━━━ MATERIAL SHOWN ━━━

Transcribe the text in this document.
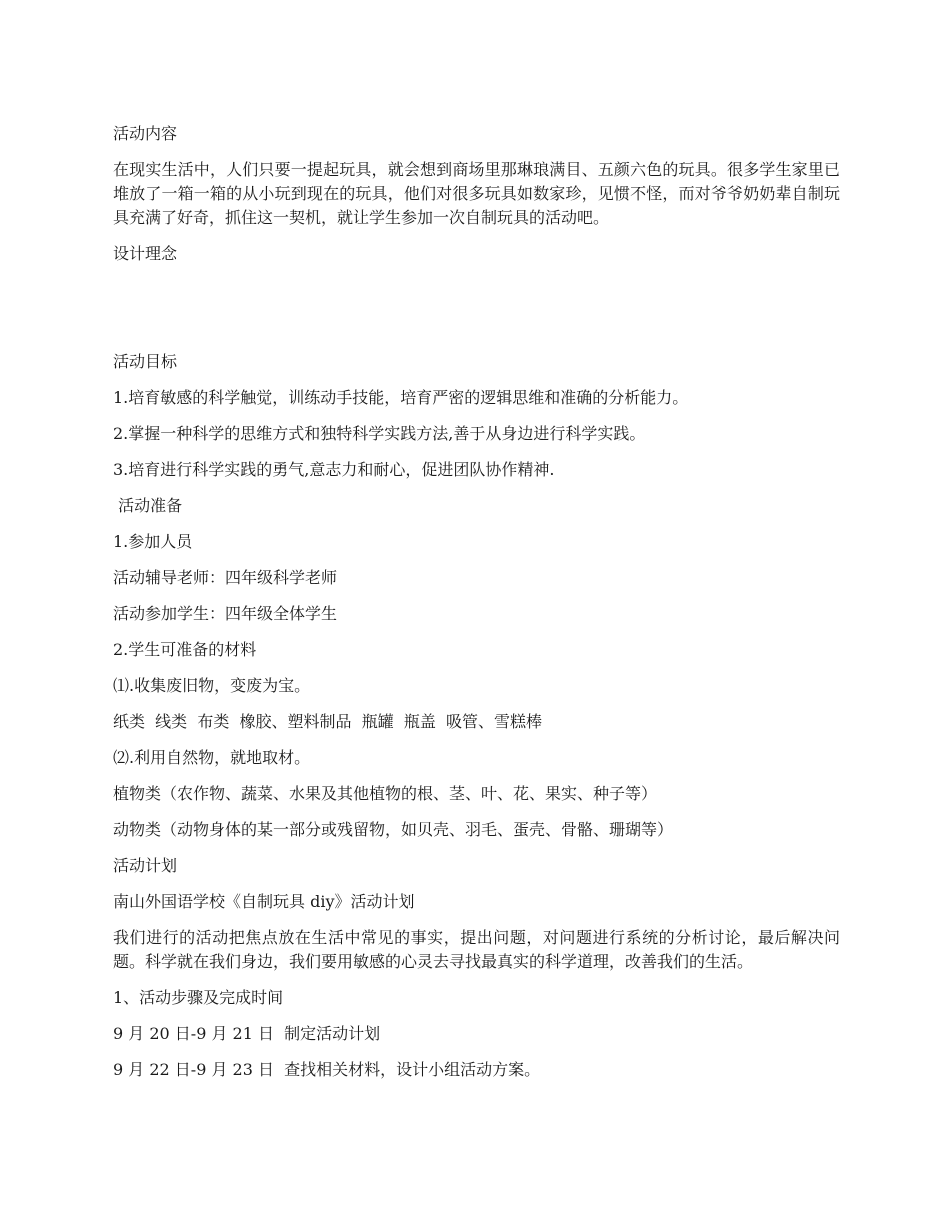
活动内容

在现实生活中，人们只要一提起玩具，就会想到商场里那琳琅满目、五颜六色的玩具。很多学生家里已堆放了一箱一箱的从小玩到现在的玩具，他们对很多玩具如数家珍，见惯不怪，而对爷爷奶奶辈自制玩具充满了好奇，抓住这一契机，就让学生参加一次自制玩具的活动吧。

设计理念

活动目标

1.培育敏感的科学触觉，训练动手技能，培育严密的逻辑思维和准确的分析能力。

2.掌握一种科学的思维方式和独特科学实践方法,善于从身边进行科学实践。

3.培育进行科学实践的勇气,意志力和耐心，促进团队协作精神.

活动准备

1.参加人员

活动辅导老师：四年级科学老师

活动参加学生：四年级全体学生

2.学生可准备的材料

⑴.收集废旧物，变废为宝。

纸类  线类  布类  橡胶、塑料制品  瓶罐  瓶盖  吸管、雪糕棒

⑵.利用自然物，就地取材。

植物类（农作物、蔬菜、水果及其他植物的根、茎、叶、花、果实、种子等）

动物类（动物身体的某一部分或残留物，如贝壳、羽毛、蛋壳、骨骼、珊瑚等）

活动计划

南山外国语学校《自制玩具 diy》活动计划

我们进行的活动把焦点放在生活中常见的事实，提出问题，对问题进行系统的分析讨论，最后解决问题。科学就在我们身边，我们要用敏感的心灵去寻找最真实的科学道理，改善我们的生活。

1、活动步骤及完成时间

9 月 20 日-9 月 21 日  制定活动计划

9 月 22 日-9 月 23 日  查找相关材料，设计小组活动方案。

━━━
━━━ MATERIAL SHOWN ━━━

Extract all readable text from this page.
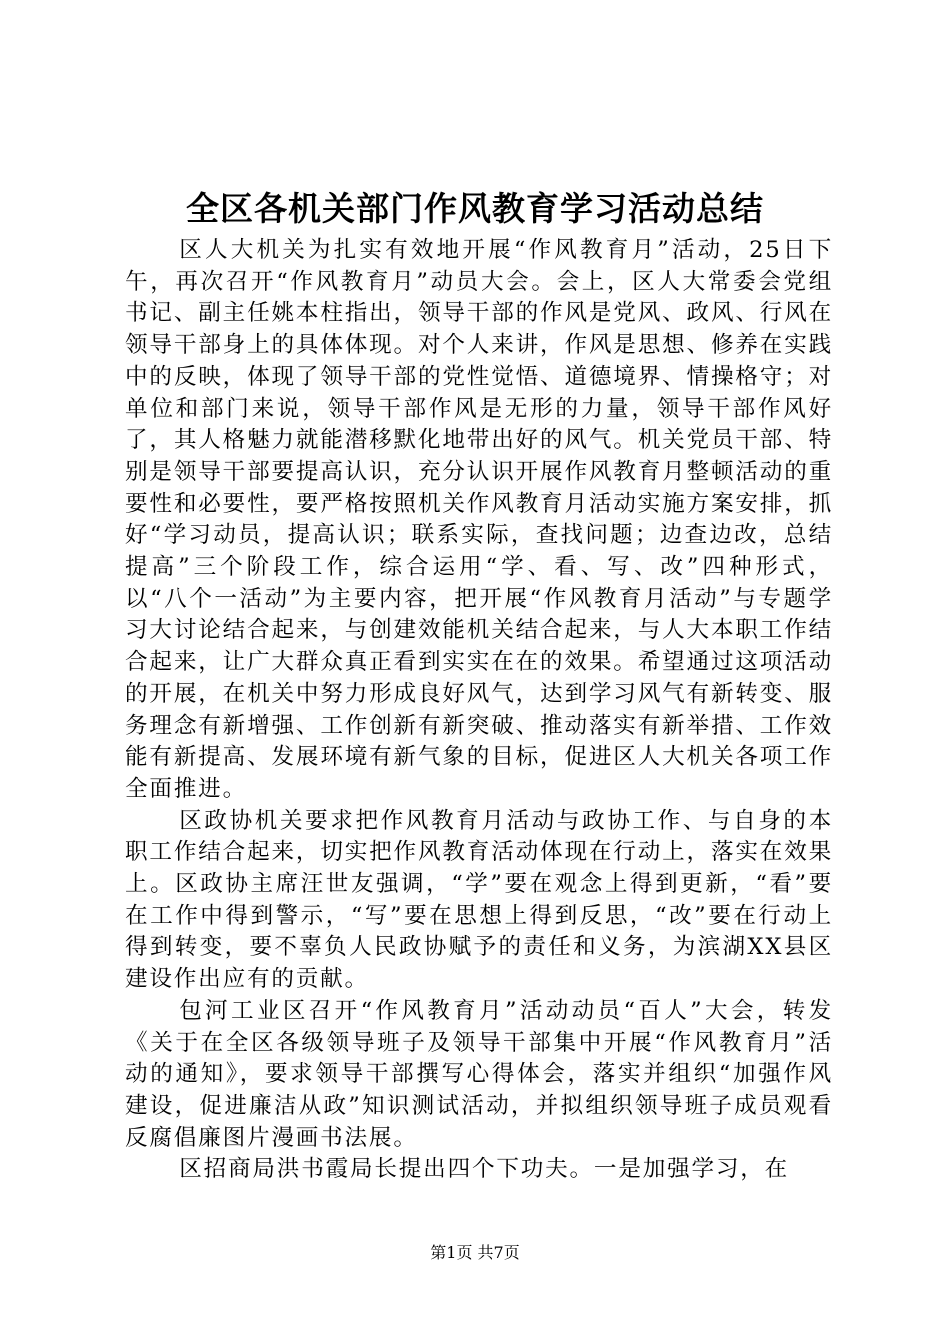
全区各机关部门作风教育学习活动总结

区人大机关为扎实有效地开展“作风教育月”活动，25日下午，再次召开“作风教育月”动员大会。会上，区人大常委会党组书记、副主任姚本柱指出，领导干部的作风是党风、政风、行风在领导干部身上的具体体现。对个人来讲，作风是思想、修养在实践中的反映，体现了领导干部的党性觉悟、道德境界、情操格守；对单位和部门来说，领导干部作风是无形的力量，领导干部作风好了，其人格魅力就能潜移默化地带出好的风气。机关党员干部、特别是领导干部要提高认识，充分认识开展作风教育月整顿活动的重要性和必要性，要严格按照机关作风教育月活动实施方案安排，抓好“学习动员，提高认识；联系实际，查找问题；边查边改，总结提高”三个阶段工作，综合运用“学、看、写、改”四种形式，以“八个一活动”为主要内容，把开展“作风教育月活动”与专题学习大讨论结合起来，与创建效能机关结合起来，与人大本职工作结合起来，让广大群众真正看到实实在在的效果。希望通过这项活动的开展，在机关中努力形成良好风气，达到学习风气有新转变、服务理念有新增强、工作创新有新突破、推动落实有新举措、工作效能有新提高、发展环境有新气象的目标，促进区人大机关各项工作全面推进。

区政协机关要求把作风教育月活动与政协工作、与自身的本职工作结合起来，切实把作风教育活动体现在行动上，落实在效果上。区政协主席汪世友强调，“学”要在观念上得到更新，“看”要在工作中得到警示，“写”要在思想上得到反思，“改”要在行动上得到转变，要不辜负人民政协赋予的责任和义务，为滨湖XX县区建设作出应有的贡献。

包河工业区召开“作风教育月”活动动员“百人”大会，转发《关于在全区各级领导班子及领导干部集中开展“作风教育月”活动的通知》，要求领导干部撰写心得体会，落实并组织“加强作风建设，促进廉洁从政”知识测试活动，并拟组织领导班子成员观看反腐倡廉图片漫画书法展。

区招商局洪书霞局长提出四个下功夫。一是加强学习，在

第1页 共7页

━━━
━━━ MATERIAL SHOWN ━━━

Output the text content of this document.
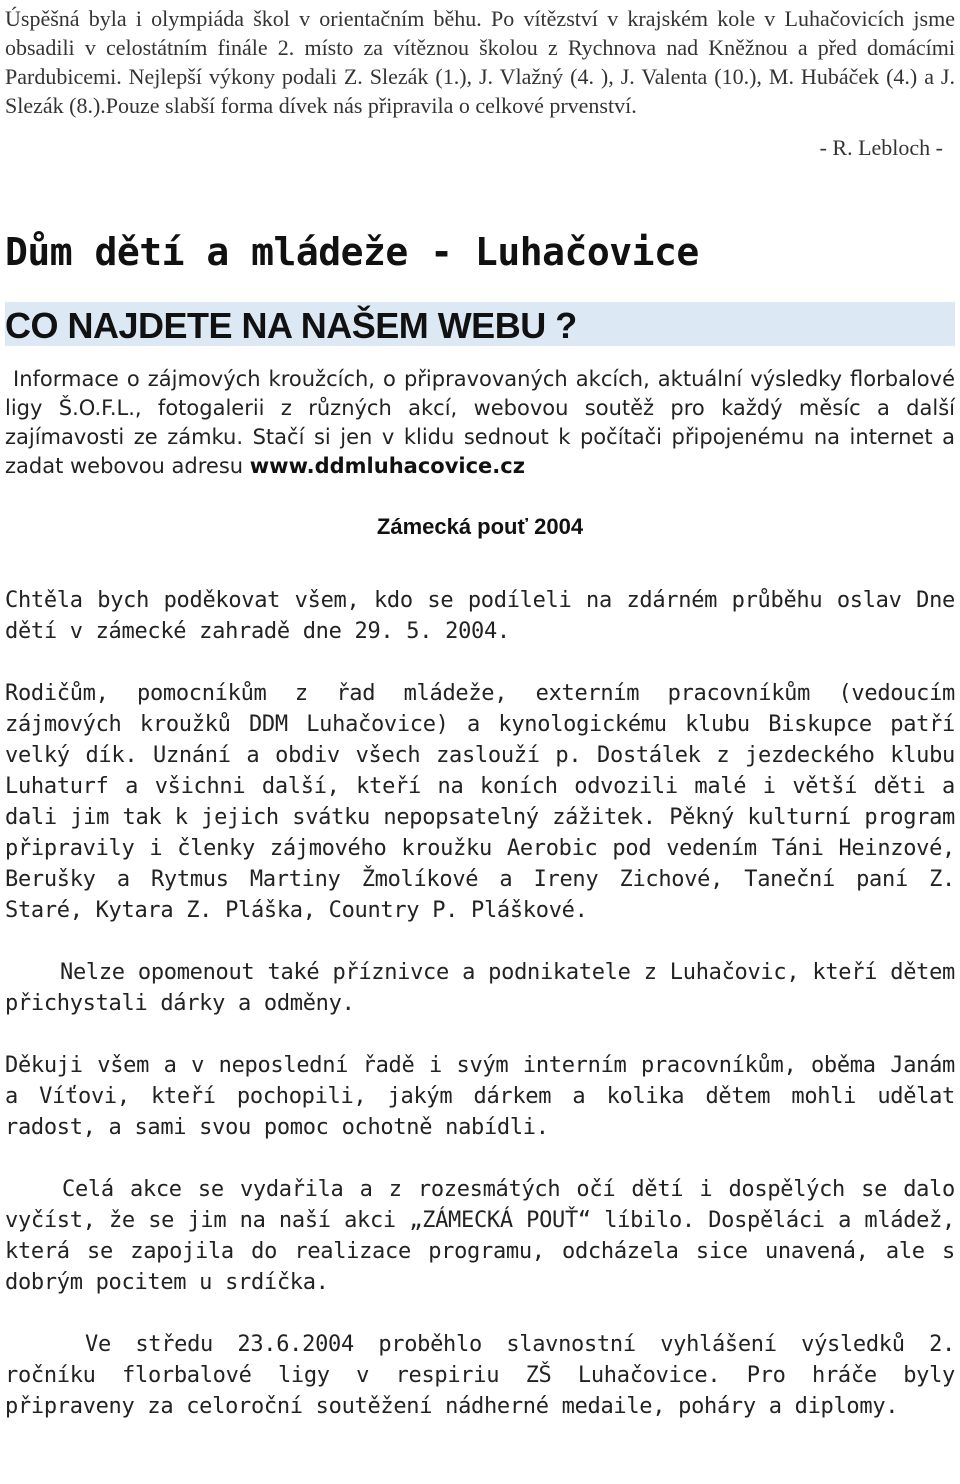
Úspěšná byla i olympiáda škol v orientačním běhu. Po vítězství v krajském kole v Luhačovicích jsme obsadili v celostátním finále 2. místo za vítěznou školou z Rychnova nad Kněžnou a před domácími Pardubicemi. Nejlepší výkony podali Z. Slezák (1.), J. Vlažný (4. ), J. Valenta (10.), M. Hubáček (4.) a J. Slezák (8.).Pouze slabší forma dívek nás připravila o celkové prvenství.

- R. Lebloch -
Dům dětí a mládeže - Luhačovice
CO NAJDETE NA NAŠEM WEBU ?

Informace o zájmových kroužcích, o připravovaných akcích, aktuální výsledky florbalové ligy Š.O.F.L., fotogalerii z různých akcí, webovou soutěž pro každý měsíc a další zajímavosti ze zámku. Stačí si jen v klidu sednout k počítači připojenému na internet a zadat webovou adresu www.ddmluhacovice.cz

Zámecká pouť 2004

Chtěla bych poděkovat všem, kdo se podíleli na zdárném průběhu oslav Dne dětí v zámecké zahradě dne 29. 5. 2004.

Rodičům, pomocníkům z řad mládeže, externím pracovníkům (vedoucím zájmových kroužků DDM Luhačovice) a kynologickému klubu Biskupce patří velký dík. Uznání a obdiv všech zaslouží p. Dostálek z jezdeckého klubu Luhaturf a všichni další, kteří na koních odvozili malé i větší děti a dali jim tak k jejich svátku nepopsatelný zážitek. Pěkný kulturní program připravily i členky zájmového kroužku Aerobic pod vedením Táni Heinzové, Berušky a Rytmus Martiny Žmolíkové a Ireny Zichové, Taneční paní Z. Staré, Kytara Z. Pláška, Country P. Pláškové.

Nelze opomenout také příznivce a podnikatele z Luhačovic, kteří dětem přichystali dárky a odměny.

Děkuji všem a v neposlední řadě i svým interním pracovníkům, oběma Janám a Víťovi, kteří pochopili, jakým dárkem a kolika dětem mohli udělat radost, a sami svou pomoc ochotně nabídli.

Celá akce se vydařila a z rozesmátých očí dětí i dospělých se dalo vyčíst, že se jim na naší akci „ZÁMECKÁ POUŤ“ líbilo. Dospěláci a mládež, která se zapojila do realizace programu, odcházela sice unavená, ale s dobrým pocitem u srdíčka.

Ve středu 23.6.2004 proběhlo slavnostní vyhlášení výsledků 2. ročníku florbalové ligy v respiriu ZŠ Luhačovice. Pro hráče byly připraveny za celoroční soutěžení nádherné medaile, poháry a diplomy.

━━━

• **BRIEF**: Of the lines above, copy each that contains "ligy".

• **WRITTEN RESPONSE**:
Informace o zájmových kroužcích, o připravovaných akcích, aktuální výsledky florbalové ligy Š.O.F.L., fotogalerii z různých akcí, webovou soutěž pro každý měsíc a další zajímavosti ze zámku. Stačí si jen v klidu sednout k počítači připojenému na internet a zadat webovou adresu www.ddmluhacovice.cz
Ve středu 23.6.2004 proběhlo slavnostní vyhlášení výsledků 2. ročníku florbalové ligy v respiriu ZŠ Luhačovice. Pro hráče byly připraveny za celoroční soutěžení nádherné medaile, poháry a diplomy.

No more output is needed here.